» Task requirements
Print all of the lines exactly. Any picture among them stays out.

Dataset records
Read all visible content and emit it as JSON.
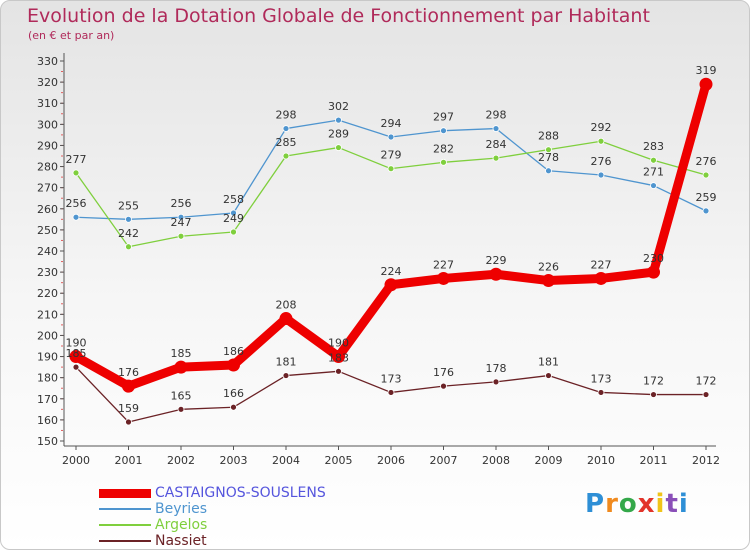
{
  "title": "Evolution de la Dotation Globale de Fonctionnement par Habitant",
  "subtitle": "(en € et par an)",
  "logo": {
    "text": "Proxiti",
    "letter_colors": [
      "#2e8fd6",
      "#f08a1e",
      "#34a84a",
      "#e2342b",
      "#f0c419",
      "#8a4fb8",
      "#2e8fd6"
    ]
  },
  "chart_data": {
    "type": "line",
    "title": "Evolution de la Dotation Globale de Fonctionnement par Habitant",
    "subtitle": "(en € et par an)",
    "x": [
      "2000",
      "2001",
      "2002",
      "2003",
      "2004",
      "2005",
      "2006",
      "2007",
      "2008",
      "2009",
      "2010",
      "2011",
      "2012"
    ],
    "ylim": [
      150,
      330
    ],
    "yticks": [
      150,
      160,
      170,
      180,
      190,
      200,
      210,
      220,
      230,
      240,
      250,
      260,
      270,
      280,
      290,
      300,
      310,
      320,
      330
    ],
    "grid": false,
    "legend": "bottom-left",
    "series": [
      {
        "name": "CASTAIGNOS-SOUSLENS",
        "color": "#ee0000",
        "legend_color": "#5555dd",
        "emphasis": true,
        "values": [
          190,
          176,
          185,
          186,
          208,
          190,
          224,
          227,
          229,
          226,
          227,
          230,
          319
        ]
      },
      {
        "name": "Beyries",
        "color": "#4f95cf",
        "legend_color": "#4f95cf",
        "emphasis": false,
        "values": [
          256,
          255,
          256,
          258,
          298,
          302,
          294,
          297,
          298,
          278,
          276,
          271,
          259
        ]
      },
      {
        "name": "Argelos",
        "color": "#7fcf3d",
        "legend_color": "#7fcf3d",
        "emphasis": false,
        "values": [
          277,
          242,
          247,
          249,
          285,
          289,
          279,
          282,
          284,
          288,
          292,
          283,
          276
        ]
      },
      {
        "name": "Nassiet",
        "color": "#6b2226",
        "legend_color": "#6b2226",
        "emphasis": false,
        "values": [
          185,
          159,
          165,
          166,
          181,
          183,
          173,
          176,
          178,
          181,
          173,
          172,
          172
        ]
      }
    ]
  }
}
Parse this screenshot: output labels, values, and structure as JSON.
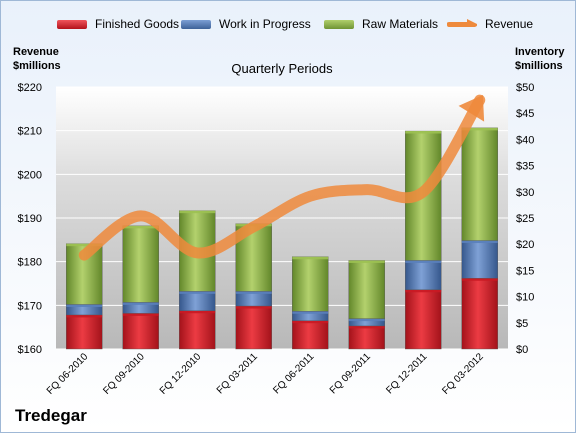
{
  "brand": "Tredegar",
  "colors": {
    "finished_goods": "#d11f2a",
    "work_in_progress": "#4f76b3",
    "raw_materials": "#8fb24a",
    "revenue": "#ee8a3c"
  },
  "chart_data": {
    "type": "bar",
    "stacked": true,
    "title": "Quarterly Periods",
    "categories": [
      "FQ 06-2010",
      "FQ 09-2010",
      "FQ 12-2010",
      "FQ 03-2011",
      "FQ 06-2011",
      "FQ 09-2011",
      "FQ 12-2011",
      "FQ 03-2012"
    ],
    "series": [
      {
        "name": "Finished Goods",
        "axis": "right",
        "values": [
          6.5,
          6.8,
          7.3,
          8.2,
          5.4,
          4.4,
          11.3,
          13.5
        ]
      },
      {
        "name": "Work in Progress",
        "axis": "right",
        "values": [
          2.0,
          2.1,
          3.7,
          2.8,
          1.8,
          1.4,
          5.6,
          7.2
        ]
      },
      {
        "name": "Raw Materials",
        "axis": "right",
        "values": [
          11.6,
          14.6,
          15.4,
          12.9,
          10.4,
          11.1,
          24.7,
          21.5
        ]
      },
      {
        "name": "Revenue",
        "type": "line",
        "axis": "left",
        "values": [
          181.5,
          190.5,
          182.0,
          188.0,
          195.0,
          196.5,
          196.0,
          217.0
        ]
      }
    ],
    "y_left": {
      "label": "Revenue $millions",
      "label_lines": [
        "Revenue",
        "$millions"
      ],
      "range": [
        160,
        220
      ],
      "ticks": [
        "$220",
        "$210",
        "$200",
        "$190",
        "$180",
        "$170",
        "$160"
      ]
    },
    "y_right": {
      "label": "Inventory $millions",
      "label_lines": [
        "Inventory",
        "$millions"
      ],
      "range": [
        0,
        50
      ],
      "ticks": [
        "$50",
        "$45",
        "$40",
        "$35",
        "$30",
        "$25",
        "$20",
        "$15",
        "$10",
        "$5",
        "$0"
      ]
    },
    "legend": {
      "position": "top",
      "items": [
        "Finished Goods",
        "Work in Progress",
        "Raw Materials",
        "Revenue"
      ]
    },
    "grid": true
  }
}
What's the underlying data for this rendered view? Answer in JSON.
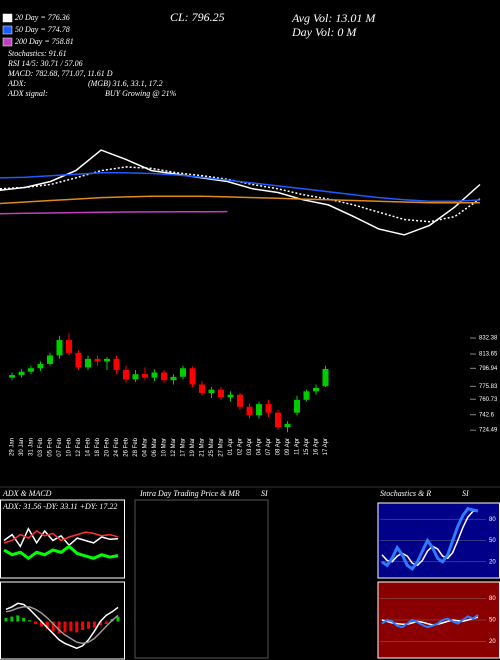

» Exercise result
Read all visible content and emit it as JSON.
{
  "title": "Evolution de la Dotation Globale de Fonctionnement par Habitant",
  "subtitle": "(en € et par an)",
  "logo": {
    "text": "Proxiti",
    "letter_colors": [
      "#2e8fd6",
      "#f08a1e",
      "#34a84a",
      "#e2342b",
      "#f0c419",
      "#8a4fb8",
      "#2e8fd6"
    ]
  },
  "chart_data": {
    "type": "line",
    "title": "Evolution de la Dotation Globale de Fonctionnement par Habitant",
    "subtitle": "(en € et par an)",
    "x": [
      "2000",
      "2001",
      "2002",
      "2003",
      "2004",
      "2005",
      "2006",
      "2007",
      "2008",
      "2009",
      "2010",
      "2011",
      "2012"
    ],
    "ylim": [
      150,
      330
    ],
    "yticks": [
      150,
      160,
      170,
      180,
      190,
      200,
      210,
      220,
      230,
      240,
      250,
      260,
      270,
      280,
      290,
      300,
      310,
      320,
      330
    ],
    "grid": false,
    "legend": "bottom-left",
    "series": [
      {
        "name": "CASTAIGNOS-SOUSLENS",
        "color": "#ee0000",
        "legend_color": "#5555dd",
        "emphasis": true,
        "values": [
          190,
          176,
          185,
          186,
          208,
          190,
          224,
          227,
          229,
          226,
          227,
          230,
          319
        ]
      },
      {
        "name": "Beyries",
        "color": "#4f95cf",
        "legend_color": "#4f95cf",
        "emphasis": false,
        "values": [
          256,
          255,
          256,
          258,
          298,
          302,
          294,
          297,
          298,
          278,
          276,
          271,
          259
        ]
      },
      {
        "name": "Argelos",
        "color": "#7fcf3d",
        "legend_color": "#7fcf3d",
        "emphasis": false,
        "values": [
          277,
          242,
          247,
          249,
          285,
          289,
          279,
          282,
          284,
          288,
          292,
          283,
          276
        ]
      },
      {
        "name": "Nassiet",
        "color": "#6b2226",
        "legend_color": "#6b2226",
        "emphasis": false,
        "values": [
          185,
          159,
          165,
          166,
          181,
          183,
          173,
          176,
          178,
          181,
          173,
          172,
          172
        ]
      }
    ]
  }
}
Parse this screenshot: output labels, values, and structure as JSON.
{
  "brand": "Tredegar",
  "colors": {
    "finished_goods": "#d11f2a",
    "work_in_progress": "#4f76b3",
    "raw_materials": "#8fb24a",
    "revenue": "#ee8a3c"
  },
  "chart_data": {
    "type": "bar",
    "stacked": true,
    "title": "Quarterly Periods",
    "categories": [
      "FQ 06-2010",
      "FQ 09-2010",
      "FQ 12-2010",
      "FQ 03-2011",
      "FQ 06-2011",
      "FQ 09-2011",
      "FQ 12-2011",
      "FQ 03-2012"
    ],
    "series": [
      {
        "name": "Finished Goods",
        "axis": "right",
        "values": [
          6.5,
          6.8,
          7.3,
          8.2,
          5.4,
          4.4,
          11.3,
          13.5
        ]
      },
      {
        "name": "Work in Progress",
        "axis": "right",
        "values": [
          2.0,
          2.1,
          3.7,
          2.8,
          1.8,
          1.4,
          5.6,
          7.2
        ]
      },
      {
        "name": "Raw Materials",
        "axis": "right",
        "values": [
          11.6,
          14.6,
          15.4,
          12.9,
          10.4,
          11.1,
          24.7,
          21.5
        ]
      },
      {
        "name": "Revenue",
        "type": "line",
        "axis": "left",
        "values": [
          181.5,
          190.5,
          182.0,
          188.0,
          195.0,
          196.5,
          196.0,
          217.0
        ]
      }
    ],
    "y_left": {
      "label": "Revenue $millions",
      "label_lines": [
        "Revenue",
        "$millions"
      ],
      "range": [
        160,
        220
      ],
      "ticks": [
        "$220",
        "$210",
        "$200",
        "$190",
        "$180",
        "$170",
        "$160"
      ]
    },
    "y_right": {
      "label": "Inventory $millions",
      "label_lines": [
        "Inventory",
        "$millions"
      ],
      "range": [
        0,
        50
      ],
      "ticks": [
        "$50",
        "$45",
        "$40",
        "$35",
        "$30",
        "$25",
        "$20",
        "$15",
        "$10",
        "$5",
        "$0"
      ]
    },
    "legend": {
      "position": "top",
      "items": [
        "Finished Goods",
        "Work in Progress",
        "Raw Materials",
        "Revenue"
      ]
    },
    "grid": true
  }
}
What's the underlying data for this rendered view? Answer in JSON.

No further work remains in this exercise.